- _Task to carry out_
Compile every line that includes the word "color".

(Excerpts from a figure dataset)
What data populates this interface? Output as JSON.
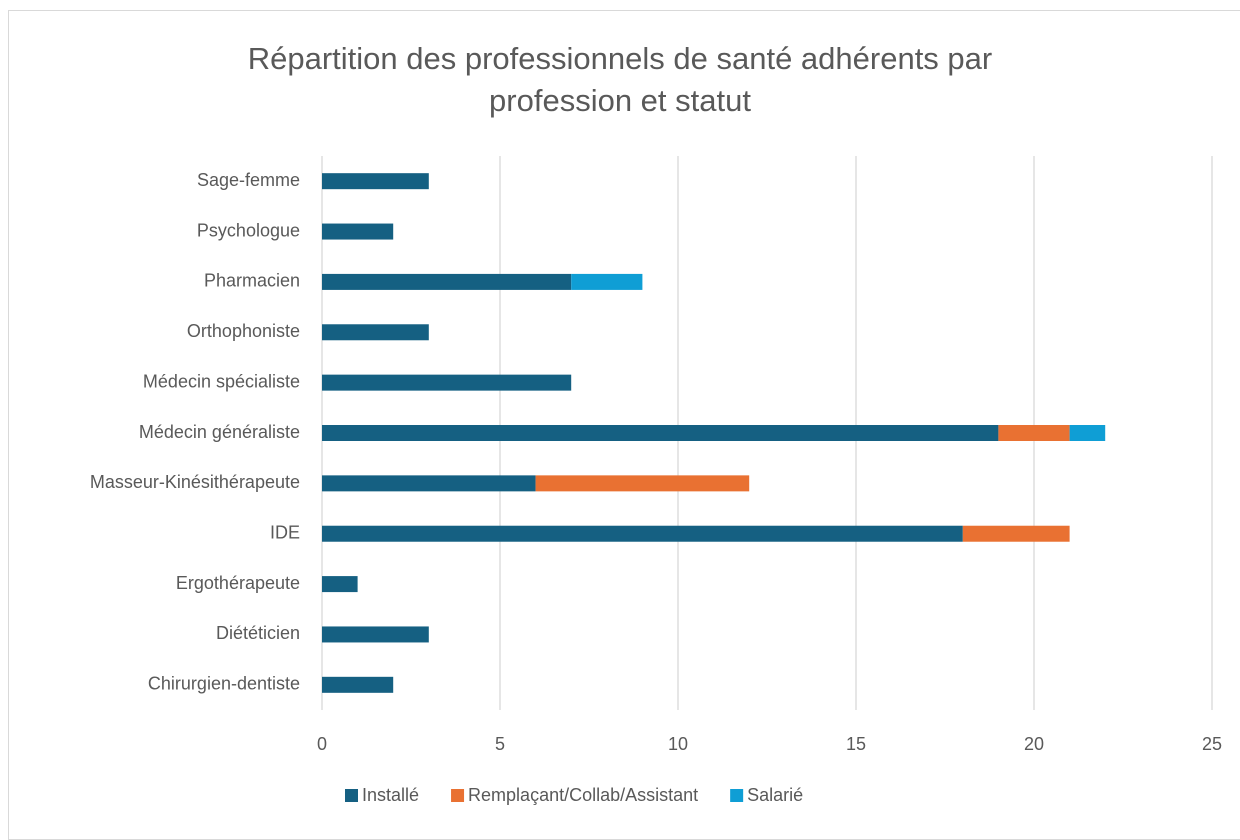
{
  "chart_data": {
    "type": "bar",
    "orientation": "horizontal",
    "stacked": true,
    "title": "Répartition des professionnels de santé adhérents par profession et statut",
    "categories": [
      "Sage-femme",
      "Psychologue",
      "Pharmacien",
      "Orthophoniste",
      "Médecin spécialiste",
      "Médecin généraliste",
      "Masseur-Kinésithérapeute",
      "IDE",
      "Ergothérapeute",
      "Diététicien",
      "Chirurgien-dentiste"
    ],
    "series": [
      {
        "name": "Installé",
        "color": "#156082",
        "values": [
          3,
          2,
          7,
          3,
          7,
          19,
          6,
          18,
          1,
          3,
          2
        ]
      },
      {
        "name": "Remplaçant/Collab/Assistant",
        "color": "#e97132",
        "values": [
          0,
          0,
          0,
          0,
          0,
          2,
          6,
          3,
          0,
          0,
          0
        ]
      },
      {
        "name": "Salarié",
        "color": "#0f9ed5",
        "values": [
          0,
          0,
          2,
          0,
          0,
          1,
          0,
          0,
          0,
          0,
          0
        ]
      }
    ],
    "xlim": [
      0,
      25
    ],
    "xticks": [
      0,
      5,
      10,
      15,
      20,
      25
    ],
    "grid": true,
    "legend": "bottom"
  }
}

- _Solution to the exercise_
        "color": "#156082",
        "color": "#e97132",
        "color": "#0f9ed5",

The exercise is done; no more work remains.